## What the exercise asks:
Write each line below back out exactly, omitting its pictures.

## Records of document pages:
* * *

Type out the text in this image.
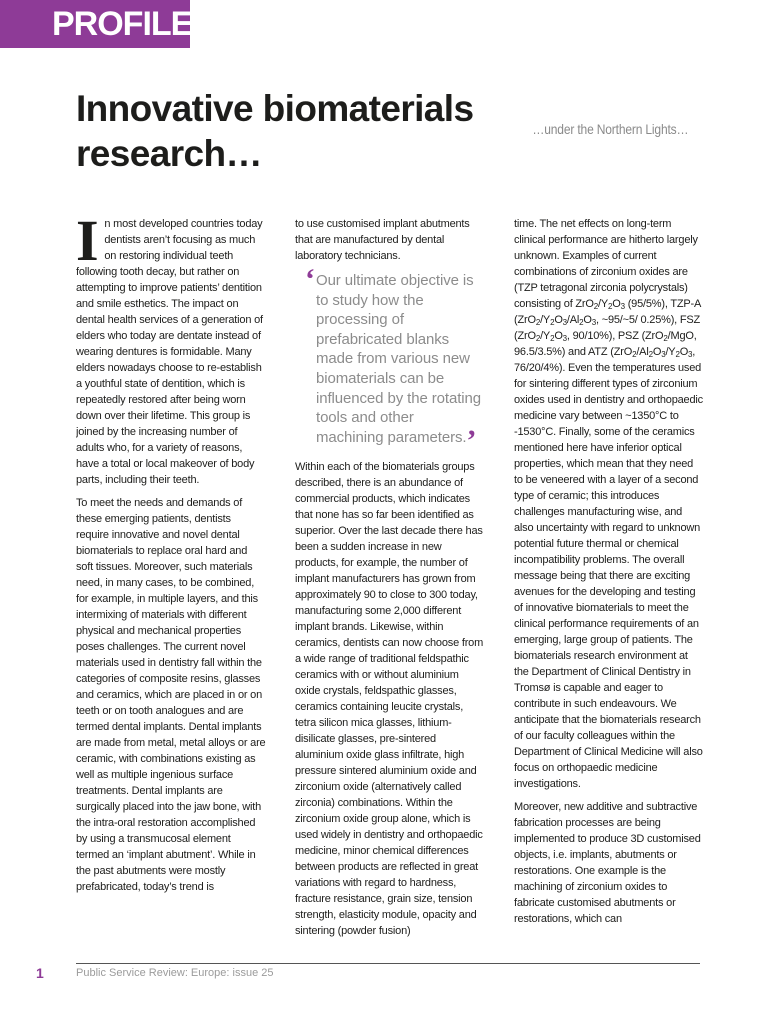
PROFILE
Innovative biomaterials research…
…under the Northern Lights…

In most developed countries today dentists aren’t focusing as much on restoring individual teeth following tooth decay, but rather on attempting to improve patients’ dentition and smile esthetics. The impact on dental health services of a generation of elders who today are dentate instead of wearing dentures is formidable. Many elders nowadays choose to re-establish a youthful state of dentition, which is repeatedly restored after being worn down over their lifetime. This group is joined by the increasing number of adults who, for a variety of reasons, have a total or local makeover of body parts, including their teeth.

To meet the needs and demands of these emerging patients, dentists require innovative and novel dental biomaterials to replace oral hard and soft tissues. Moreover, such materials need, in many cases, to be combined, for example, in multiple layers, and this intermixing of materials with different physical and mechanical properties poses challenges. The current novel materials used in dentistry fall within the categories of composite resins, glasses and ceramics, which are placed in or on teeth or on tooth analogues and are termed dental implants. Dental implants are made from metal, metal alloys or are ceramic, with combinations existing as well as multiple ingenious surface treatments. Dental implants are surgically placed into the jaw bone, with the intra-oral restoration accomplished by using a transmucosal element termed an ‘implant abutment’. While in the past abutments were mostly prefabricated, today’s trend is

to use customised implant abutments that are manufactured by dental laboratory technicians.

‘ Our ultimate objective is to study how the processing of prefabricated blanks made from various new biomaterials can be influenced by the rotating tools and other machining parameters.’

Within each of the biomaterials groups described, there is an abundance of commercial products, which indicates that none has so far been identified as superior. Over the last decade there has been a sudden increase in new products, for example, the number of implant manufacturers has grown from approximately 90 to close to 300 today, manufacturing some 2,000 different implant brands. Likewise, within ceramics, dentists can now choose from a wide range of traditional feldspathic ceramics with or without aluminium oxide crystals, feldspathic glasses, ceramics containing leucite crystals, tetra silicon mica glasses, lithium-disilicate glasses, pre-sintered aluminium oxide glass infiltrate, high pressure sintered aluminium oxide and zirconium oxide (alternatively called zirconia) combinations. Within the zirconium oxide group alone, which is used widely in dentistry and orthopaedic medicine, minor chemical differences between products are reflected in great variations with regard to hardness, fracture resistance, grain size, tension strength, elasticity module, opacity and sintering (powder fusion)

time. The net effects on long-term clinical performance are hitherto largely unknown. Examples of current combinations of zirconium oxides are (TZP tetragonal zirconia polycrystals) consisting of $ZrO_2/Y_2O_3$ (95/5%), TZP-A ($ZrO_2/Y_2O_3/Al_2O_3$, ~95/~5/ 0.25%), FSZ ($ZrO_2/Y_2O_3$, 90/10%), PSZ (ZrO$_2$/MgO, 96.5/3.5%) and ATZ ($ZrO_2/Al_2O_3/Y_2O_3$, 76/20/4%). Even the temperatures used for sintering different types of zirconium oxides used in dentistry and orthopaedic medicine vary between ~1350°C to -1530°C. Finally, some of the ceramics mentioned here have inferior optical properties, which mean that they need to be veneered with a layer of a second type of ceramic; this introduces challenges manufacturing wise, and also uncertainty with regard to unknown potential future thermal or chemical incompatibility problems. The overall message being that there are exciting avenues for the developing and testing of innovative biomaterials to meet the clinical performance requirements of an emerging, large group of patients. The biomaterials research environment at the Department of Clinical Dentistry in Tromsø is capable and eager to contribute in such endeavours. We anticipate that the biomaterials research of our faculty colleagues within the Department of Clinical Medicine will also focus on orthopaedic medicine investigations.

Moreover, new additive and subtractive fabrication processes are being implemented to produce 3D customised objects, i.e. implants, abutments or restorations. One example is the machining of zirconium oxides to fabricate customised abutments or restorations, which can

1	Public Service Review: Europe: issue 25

* * *

## Solution for this task:
Type out the text in this image.
PROFILE
Innovative biomaterials research…
…under the Northern Lights…

In most developed countries today dentists aren’t focusing as much on restoring individual teeth following tooth decay, but rather on attempting to improve patients’ dentition and smile esthetics. The impact on dental health services of a generation of elders who today are dentate instead of wearing dentures is formidable. Many elders nowadays choose to re-establish a youthful state of dentition, which is repeatedly restored after being worn down over their lifetime. This group is joined by the increasing number of adults who, for a variety of reasons, have a total or local makeover of body parts, including their teeth.

To meet the needs and demands of these emerging patients, dentists require innovative and novel dental biomaterials to replace oral hard and soft tissues. Moreover, such materials need, in many cases, to be combined, for example, in multiple layers, and this intermixing of materials with different physical and mechanical properties poses challenges. The current novel materials used in dentistry fall within the categories of composite resins, glasses and ceramics, which are placed in or on teeth or on tooth analogues and are termed dental implants. Dental implants are made from metal, metal alloys or are ceramic, with combinations existing as well as multiple ingenious surface treatments. Dental implants are surgically placed into the jaw bone, with the intra-oral restoration accomplished by using a transmucosal element termed an ‘implant abutment’. While in the past abutments were mostly prefabricated, today’s trend is

to use customised implant abutments that are manufactured by dental laboratory technicians.

‘ Our ultimate objective is to study how the processing of prefabricated blanks made from various new biomaterials can be influenced by the rotating tools and other machining parameters.’

Within each of the biomaterials groups described, there is an abundance of commercial products, which indicates that none has so far been identified as superior. Over the last decade there has been a sudden increase in new products, for example, the number of implant manufacturers has grown from approximately 90 to close to 300 today, manufacturing some 2,000 different implant brands. Likewise, within ceramics, dentists can now choose from a wide range of traditional feldspathic ceramics with or without aluminium oxide crystals, feldspathic glasses, ceramics containing leucite crystals, tetra silicon mica glasses, lithium-disilicate glasses, pre-sintered aluminium oxide glass infiltrate, high pressure sintered aluminium oxide and zirconium oxide (alternatively called zirconia) combinations. Within the zirconium oxide group alone, which is used widely in dentistry and orthopaedic medicine, minor chemical differences between products are reflected in great variations with regard to hardness, fracture resistance, grain size, tension strength, elasticity module, opacity and sintering (powder fusion)

time. The net effects on long-term clinical performance are hitherto largely unknown. Examples of current combinations of zirconium oxides are (TZP tetragonal zirconia polycrystals) consisting of $ZrO_2/Y_2O_3$ (95/5%), TZP-A ($ZrO_2/Y_2O_3/Al_2O_3$, ~95/~5/ 0.25%), FSZ ($ZrO_2/Y_2O_3$, 90/10%), PSZ (ZrO$_2$/MgO, 96.5/3.5%) and ATZ ($ZrO_2/Al_2O_3/Y_2O_3$, 76/20/4%). Even the temperatures used for sintering different types of zirconium oxides used in dentistry and orthopaedic medicine vary between ~1350°C to -1530°C. Finally, some of the ceramics mentioned here have inferior optical properties, which mean that they need to be veneered with a layer of a second type of ceramic; this introduces challenges manufacturing wise, and also uncertainty with regard to unknown potential future thermal or chemical incompatibility problems. The overall message being that there are exciting avenues for the developing and testing of innovative biomaterials to meet the clinical performance requirements of an emerging, large group of patients. The biomaterials research environment at the Department of Clinical Dentistry in Tromsø is capable and eager to contribute in such endeavours. We anticipate that the biomaterials research of our faculty colleagues within the Department of Clinical Medicine will also focus on orthopaedic medicine investigations.

Moreover, new additive and subtractive fabrication processes are being implemented to produce 3D customised objects, i.e. implants, abutments or restorations. One example is the machining of zirconium oxides to fabricate customised abutments or restorations, which can

1	Public Service Review: Europe: issue 25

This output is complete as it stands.